◆ WORK REQUIRED
Leave out the pictures and copy the remaining records exactly.

◆ DATASET RECORDS
┄┄┄┄┄┄┄┄┄┄┄┄┄┄┄┄┄┄┄┄
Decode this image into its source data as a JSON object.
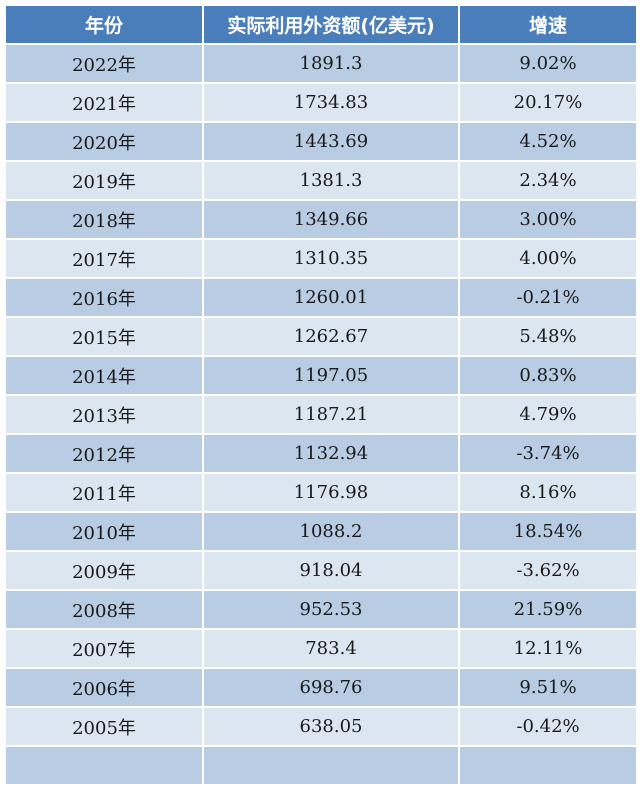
{
  "table": {
    "headers": [
      "年份",
      "实际利用外资额(亿美元)",
      "增速"
    ],
    "rows": [
      [
        "2022年",
        "1891.3",
        "9.02%"
      ],
      [
        "2021年",
        "1734.83",
        "20.17%"
      ],
      [
        "2020年",
        "1443.69",
        "4.52%"
      ],
      [
        "2019年",
        "1381.3",
        "2.34%"
      ],
      [
        "2018年",
        "1349.66",
        "3.00%"
      ],
      [
        "2017年",
        "1310.35",
        "4.00%"
      ],
      [
        "2016年",
        "1260.01",
        "-0.21%"
      ],
      [
        "2015年",
        "1262.67",
        "5.48%"
      ],
      [
        "2014年",
        "1197.05",
        "0.83%"
      ],
      [
        "2013年",
        "1187.21",
        "4.79%"
      ],
      [
        "2012年",
        "1132.94",
        "-3.74%"
      ],
      [
        "2011年",
        "1176.98",
        "8.16%"
      ],
      [
        "2010年",
        "1088.2",
        "18.54%"
      ],
      [
        "2009年",
        "918.04",
        "-3.62%"
      ],
      [
        "2008年",
        "952.53",
        "21.59%"
      ],
      [
        "2007年",
        "783.4",
        "12.11%"
      ],
      [
        "2006年",
        "698.76",
        "9.51%"
      ],
      [
        "2005年",
        "638.05",
        "-0.42%"
      ]
    ],
    "colors": {
      "header_bg": "#4a7ebb",
      "row_dark": "#b8cce4",
      "row_light": "#dce6f1"
    }
  }
}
┄┄┄┄┄┄┄┄┄┄┄┄┄┄┄┄┄┄┄┄
◆ SOLVED EXERCISE
Decode this image into its source data as a JSON object.
{
  "table": {
    "headers": [
      "年份",
      "实际利用外资额(亿美元)",
      "增速"
    ],
    "rows": [
      [
        "2022年",
        "1891.3",
        "9.02%"
      ],
      [
        "2021年",
        "1734.83",
        "20.17%"
      ],
      [
        "2020年",
        "1443.69",
        "4.52%"
      ],
      [
        "2019年",
        "1381.3",
        "2.34%"
      ],
      [
        "2018年",
        "1349.66",
        "3.00%"
      ],
      [
        "2017年",
        "1310.35",
        "4.00%"
      ],
      [
        "2016年",
        "1260.01",
        "-0.21%"
      ],
      [
        "2015年",
        "1262.67",
        "5.48%"
      ],
      [
        "2014年",
        "1197.05",
        "0.83%"
      ],
      [
        "2013年",
        "1187.21",
        "4.79%"
      ],
      [
        "2012年",
        "1132.94",
        "-3.74%"
      ],
      [
        "2011年",
        "1176.98",
        "8.16%"
      ],
      [
        "2010年",
        "1088.2",
        "18.54%"
      ],
      [
        "2009年",
        "918.04",
        "-3.62%"
      ],
      [
        "2008年",
        "952.53",
        "21.59%"
      ],
      [
        "2007年",
        "783.4",
        "12.11%"
      ],
      [
        "2006年",
        "698.76",
        "9.51%"
      ],
      [
        "2005年",
        "638.05",
        "-0.42%"
      ]
    ],
    "colors": {
      "header_bg": "#4a7ebb",
      "row_dark": "#b8cce4",
      "row_light": "#dce6f1"
    }
  }
}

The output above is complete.